== Given request ==
Repeat the material below word for word and leave out all pictures.

___ Records shown

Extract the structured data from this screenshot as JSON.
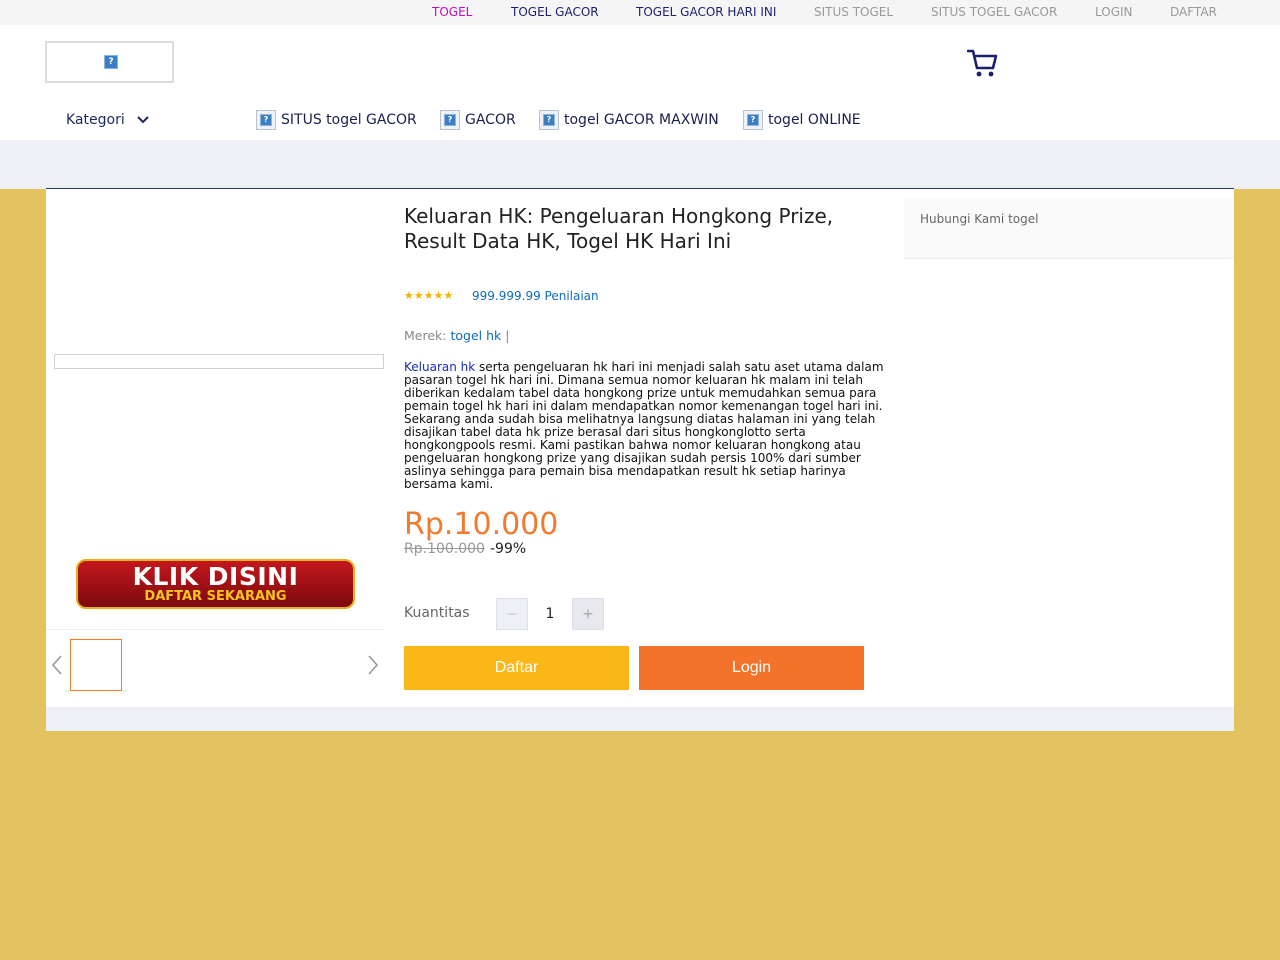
{
  "topnav": {
    "items": [
      {
        "label": "TOGEL",
        "color": "#c40fbd"
      },
      {
        "label": "TOGEL GACOR",
        "color": "#1a1f6e"
      },
      {
        "label": "TOGEL GACOR HARI INI",
        "color": "#1a1f6e"
      },
      {
        "label": "SITUS TOGEL",
        "color": "#999999"
      },
      {
        "label": "SITUS TOGEL GACOR",
        "color": "#999999"
      },
      {
        "label": "LOGIN",
        "color": "#999999"
      },
      {
        "label": "DAFTAR",
        "color": "#999999"
      }
    ]
  },
  "header": {
    "logo_icon": "broken-image-icon",
    "cart_icon": "cart-icon",
    "kategori_label": "Kategori",
    "categories": [
      {
        "label": "SITUS togel GACOR",
        "icon": "broken-image-icon"
      },
      {
        "label": "GACOR",
        "icon": "broken-image-icon"
      },
      {
        "label": "togel GACOR MAXWIN",
        "icon": "broken-image-icon"
      },
      {
        "label": "togel ONLINE",
        "icon": "broken-image-icon"
      }
    ]
  },
  "gallery": {
    "banner_line1": "KLIK DISINI",
    "banner_line2": "DAFTAR SEKARANG"
  },
  "product": {
    "title": "Keluaran HK: Pengeluaran Hongkong Prize, Result Data HK, Togel HK Hari Ini",
    "stars": "★★★★★",
    "rating_count": "999.999.99 Penilaian",
    "brand_label": "Merek:",
    "brand_value": "togel hk",
    "brand_sep": "|",
    "description_lead": "Keluaran hk",
    "description_rest": " serta pengeluaran hk hari ini menjadi salah satu aset utama dalam pasaran togel hk hari ini. Dimana semua nomor keluaran hk malam ini telah diberikan kedalam tabel data hongkong prize untuk memudahkan semua para pemain togel hk hari ini dalam mendapatkan nomor kemenangan togel hari ini. Sekarang anda sudah bisa melihatnya langsung diatas halaman ini yang telah disajikan tabel data hk prize berasal dari situs hongkonglotto serta hongkongpools resmi. Kami pastikan bahwa nomor keluaran hongkong atau pengeluaran hongkong prize yang disajikan sudah persis 100% dari sumber aslinya sehingga para pemain bisa mendapatkan result hk setiap harinya bersama kami.",
    "price": "Rp.10.000",
    "old_price": "Rp.100.000",
    "discount": "-99%",
    "quantity_label": "Kuantitas",
    "quantity_minus": "−",
    "quantity_value": "1",
    "quantity_plus": "+",
    "daftar_label": "Daftar",
    "login_label": "Login"
  },
  "sidebar": {
    "contact_label": "Hubungi Kami togel"
  },
  "colors": {
    "page_bg": "#e2c35f",
    "accent_orange": "#f4732a",
    "accent_yellow": "#fbb617",
    "link_blue": "#0f6cbd"
  }
}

______

== Result of this exercise ==
Extract the structured data from this screenshot as JSON.
{
  "topnav": {
    "items": [
      {
        "label": "TOGEL",
        "color": "#c40fbd"
      },
      {
        "label": "TOGEL GACOR",
        "color": "#1a1f6e"
      },
      {
        "label": "TOGEL GACOR HARI INI",
        "color": "#1a1f6e"
      },
      {
        "label": "SITUS TOGEL",
        "color": "#999999"
      },
      {
        "label": "SITUS TOGEL GACOR",
        "color": "#999999"
      },
      {
        "label": "LOGIN",
        "color": "#999999"
      },
      {
        "label": "DAFTAR",
        "color": "#999999"
      }
    ]
  },
  "header": {
    "logo_icon": "broken-image-icon",
    "cart_icon": "cart-icon",
    "kategori_label": "Kategori",
    "categories": [
      {
        "label": "SITUS togel GACOR",
        "icon": "broken-image-icon"
      },
      {
        "label": "GACOR",
        "icon": "broken-image-icon"
      },
      {
        "label": "togel GACOR MAXWIN",
        "icon": "broken-image-icon"
      },
      {
        "label": "togel ONLINE",
        "icon": "broken-image-icon"
      }
    ]
  },
  "gallery": {
    "banner_line1": "KLIK DISINI",
    "banner_line2": "DAFTAR SEKARANG"
  },
  "product": {
    "title": "Keluaran HK: Pengeluaran Hongkong Prize, Result Data HK, Togel HK Hari Ini",
    "stars": "★★★★★",
    "rating_count": "999.999.99 Penilaian",
    "brand_label": "Merek:",
    "brand_value": "togel hk",
    "brand_sep": "|",
    "description_lead": "Keluaran hk",
    "description_rest": " serta pengeluaran hk hari ini menjadi salah satu aset utama dalam pasaran togel hk hari ini. Dimana semua nomor keluaran hk malam ini telah diberikan kedalam tabel data hongkong prize untuk memudahkan semua para pemain togel hk hari ini dalam mendapatkan nomor kemenangan togel hari ini. Sekarang anda sudah bisa melihatnya langsung diatas halaman ini yang telah disajikan tabel data hk prize berasal dari situs hongkonglotto serta hongkongpools resmi. Kami pastikan bahwa nomor keluaran hongkong atau pengeluaran hongkong prize yang disajikan sudah persis 100% dari sumber aslinya sehingga para pemain bisa mendapatkan result hk setiap harinya bersama kami.",
    "price": "Rp.10.000",
    "old_price": "Rp.100.000",
    "discount": "-99%",
    "quantity_label": "Kuantitas",
    "quantity_minus": "−",
    "quantity_value": "1",
    "quantity_plus": "+",
    "daftar_label": "Daftar",
    "login_label": "Login"
  },
  "sidebar": {
    "contact_label": "Hubungi Kami togel"
  },
  "colors": {
    "page_bg": "#e2c35f",
    "accent_orange": "#f4732a",
    "accent_yellow": "#fbb617",
    "link_blue": "#0f6cbd"
  }
}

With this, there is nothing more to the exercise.